### REQUEST
Pick out every line of the records below that contains the word "icon", and copy those lines.

* Start PROVIDED DATA *

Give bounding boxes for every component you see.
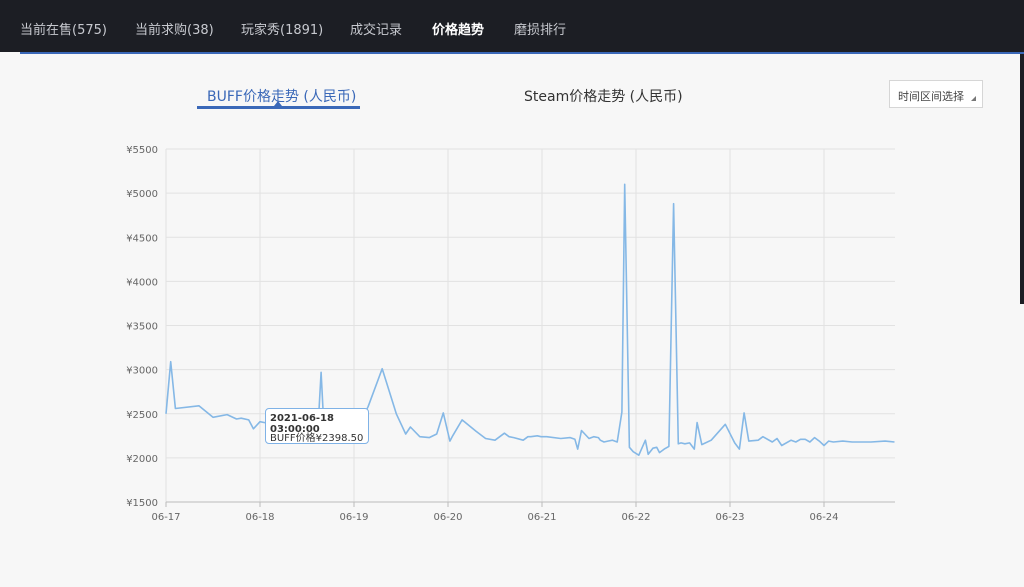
tab-price-trend[interactable]: 价格趋势 xyxy=(432,19,484,38)
y-tick-label: ¥5500 xyxy=(126,145,158,156)
active-tab-underline xyxy=(197,106,360,109)
x-tick-label: 06-19 xyxy=(339,512,368,523)
tooltip-price: BUFF价格¥2398.50 xyxy=(270,433,364,444)
x-tick-label: 06-22 xyxy=(621,512,650,523)
tab-transaction-history[interactable]: 成交记录 xyxy=(350,19,402,38)
y-tick-label: ¥4000 xyxy=(126,277,158,288)
y-tick-label: ¥3500 xyxy=(126,322,158,333)
y-tick-label: ¥1500 xyxy=(126,498,158,509)
time-range-select-label: 时间区间选择 xyxy=(898,90,964,103)
page-scrollbar[interactable] xyxy=(1020,54,1024,304)
select-arrow-icon xyxy=(971,96,976,101)
nav-underline xyxy=(20,52,1024,54)
time-range-select[interactable]: 时间区间选择 xyxy=(889,80,983,108)
tab-wear-ranking[interactable]: 磨损排行 xyxy=(514,19,566,38)
x-tick-label: 06-23 xyxy=(715,512,744,523)
x-tick-label: 06-21 xyxy=(527,512,556,523)
top-nav-bar: 当前在售(575) 当前求购(38) 玩家秀(1891) 成交记录 价格趋势 磨… xyxy=(0,0,1024,54)
y-tick-label: ¥3000 xyxy=(126,366,158,377)
tab-player-showcase[interactable]: 玩家秀(1891) xyxy=(241,19,323,38)
x-tick-label: 06-20 xyxy=(433,512,462,523)
active-tab-caret-icon xyxy=(274,101,282,106)
x-tick-label: 06-24 xyxy=(809,512,838,523)
y-tick-label: ¥5000 xyxy=(126,189,158,200)
x-tick-label: 06-18 xyxy=(245,512,274,523)
chart-tooltip: 2021-06-18 03:00:00 BUFF价格¥2398.50 xyxy=(265,408,369,444)
y-tick-label: ¥4500 xyxy=(126,233,158,244)
tab-steam-price-trend[interactable]: Steam价格走势 (人民币) xyxy=(524,86,683,106)
price-trend-chart[interactable]: ¥5500 ¥5000 ¥4500 ¥4000 ¥3500 ¥3000 ¥2500 ¥2000… xyxy=(0,0,1024,587)
tab-on-sale[interactable]: 当前在售(575) xyxy=(20,19,107,38)
tab-buy-orders[interactable]: 当前求购(38) xyxy=(135,19,214,38)
x-tick-label: 06-17 xyxy=(151,512,180,523)
y-tick-label: ¥2500 xyxy=(126,410,158,421)
y-tick-label: ¥2000 xyxy=(126,454,158,465)
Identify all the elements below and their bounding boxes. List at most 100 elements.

* End PROVIDED DATA *

### ANSWER FOR THE TASK
select-arrow-icon xyxy=(971,96,976,101)
active-tab-caret-icon xyxy=(274,101,282,106)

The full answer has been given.